## Instruction
Every record below should be printed exactly as it appears.

###

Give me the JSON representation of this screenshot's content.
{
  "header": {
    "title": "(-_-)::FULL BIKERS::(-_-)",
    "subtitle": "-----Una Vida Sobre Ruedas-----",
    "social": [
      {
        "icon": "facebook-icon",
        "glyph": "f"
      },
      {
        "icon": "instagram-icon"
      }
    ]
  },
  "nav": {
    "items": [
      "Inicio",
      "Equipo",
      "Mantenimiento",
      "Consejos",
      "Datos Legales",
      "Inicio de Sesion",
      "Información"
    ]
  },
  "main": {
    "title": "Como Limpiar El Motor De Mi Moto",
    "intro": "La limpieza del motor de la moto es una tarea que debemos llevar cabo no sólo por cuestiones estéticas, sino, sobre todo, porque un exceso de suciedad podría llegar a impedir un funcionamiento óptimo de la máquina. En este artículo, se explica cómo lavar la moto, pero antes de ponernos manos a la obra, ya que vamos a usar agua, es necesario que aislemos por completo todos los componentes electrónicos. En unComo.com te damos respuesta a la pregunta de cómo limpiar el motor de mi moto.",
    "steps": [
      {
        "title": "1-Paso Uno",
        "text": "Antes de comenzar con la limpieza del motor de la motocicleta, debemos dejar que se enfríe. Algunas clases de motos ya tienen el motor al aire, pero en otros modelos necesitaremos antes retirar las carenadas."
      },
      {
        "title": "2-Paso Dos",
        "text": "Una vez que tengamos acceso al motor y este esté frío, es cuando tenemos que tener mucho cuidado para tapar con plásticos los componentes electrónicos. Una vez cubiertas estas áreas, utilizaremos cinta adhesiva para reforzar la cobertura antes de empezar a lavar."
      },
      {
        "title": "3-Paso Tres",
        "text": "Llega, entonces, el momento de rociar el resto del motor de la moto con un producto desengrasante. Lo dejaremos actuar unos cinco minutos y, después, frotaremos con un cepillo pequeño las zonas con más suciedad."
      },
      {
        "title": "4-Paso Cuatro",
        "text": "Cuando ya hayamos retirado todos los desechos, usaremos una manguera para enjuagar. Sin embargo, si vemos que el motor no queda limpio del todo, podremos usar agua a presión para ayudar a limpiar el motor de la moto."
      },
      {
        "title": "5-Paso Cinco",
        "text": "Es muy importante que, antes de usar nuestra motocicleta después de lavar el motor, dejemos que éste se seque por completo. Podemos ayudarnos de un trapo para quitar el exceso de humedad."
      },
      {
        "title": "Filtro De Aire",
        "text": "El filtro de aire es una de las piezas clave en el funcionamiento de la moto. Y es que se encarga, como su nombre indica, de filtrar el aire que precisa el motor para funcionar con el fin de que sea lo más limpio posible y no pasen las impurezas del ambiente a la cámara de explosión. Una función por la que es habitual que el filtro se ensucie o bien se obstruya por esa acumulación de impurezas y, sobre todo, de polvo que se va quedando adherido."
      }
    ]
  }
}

###

## Written solution
Give me the JSON representation of this screenshot's content.
{
  "header": {
    "title": "(-_-)::FULL BIKERS::(-_-)",
    "subtitle": "-----Una Vida Sobre Ruedas-----",
    "social": [
      {
        "icon": "facebook-icon",
        "glyph": "f"
      },
      {
        "icon": "instagram-icon"
      }
    ]
  },
  "nav": {
    "items": [
      "Inicio",
      "Equipo",
      "Mantenimiento",
      "Consejos",
      "Datos Legales",
      "Inicio de Sesion",
      "Información"
    ]
  },
  "main": {
    "title": "Como Limpiar El Motor De Mi Moto",
    "intro": "La limpieza del motor de la moto es una tarea que debemos llevar cabo no sólo por cuestiones estéticas, sino, sobre todo, porque un exceso de suciedad podría llegar a impedir un funcionamiento óptimo de la máquina. En este artículo, se explica cómo lavar la moto, pero antes de ponernos manos a la obra, ya que vamos a usar agua, es necesario que aislemos por completo todos los componentes electrónicos. En unComo.com te damos respuesta a la pregunta de cómo limpiar el motor de mi moto.",
    "steps": [
      {
        "title": "1-Paso Uno",
        "text": "Antes de comenzar con la limpieza del motor de la motocicleta, debemos dejar que se enfríe. Algunas clases de motos ya tienen el motor al aire, pero en otros modelos necesitaremos antes retirar las carenadas."
      },
      {
        "title": "2-Paso Dos",
        "text": "Una vez que tengamos acceso al motor y este esté frío, es cuando tenemos que tener mucho cuidado para tapar con plásticos los componentes electrónicos. Una vez cubiertas estas áreas, utilizaremos cinta adhesiva para reforzar la cobertura antes de empezar a lavar."
      },
      {
        "title": "3-Paso Tres",
        "text": "Llega, entonces, el momento de rociar el resto del motor de la moto con un producto desengrasante. Lo dejaremos actuar unos cinco minutos y, después, frotaremos con un cepillo pequeño las zonas con más suciedad."
      },
      {
        "title": "4-Paso Cuatro",
        "text": "Cuando ya hayamos retirado todos los desechos, usaremos una manguera para enjuagar. Sin embargo, si vemos que el motor no queda limpio del todo, podremos usar agua a presión para ayudar a limpiar el motor de la moto."
      },
      {
        "title": "5-Paso Cinco",
        "text": "Es muy importante que, antes de usar nuestra motocicleta después de lavar el motor, dejemos que éste se seque por completo. Podemos ayudarnos de un trapo para quitar el exceso de humedad."
      },
      {
        "title": "Filtro De Aire",
        "text": "El filtro de aire es una de las piezas clave en el funcionamiento de la moto. Y es que se encarga, como su nombre indica, de filtrar el aire que precisa el motor para funcionar con el fin de que sea lo más limpio posible y no pasen las impurezas del ambiente a la cámara de explosión. Una función por la que es habitual que el filtro se ensucie o bien se obstruya por esa acumulación de impurezas y, sobre todo, de polvo que se va quedando adherido."
      }
    ]
  }
}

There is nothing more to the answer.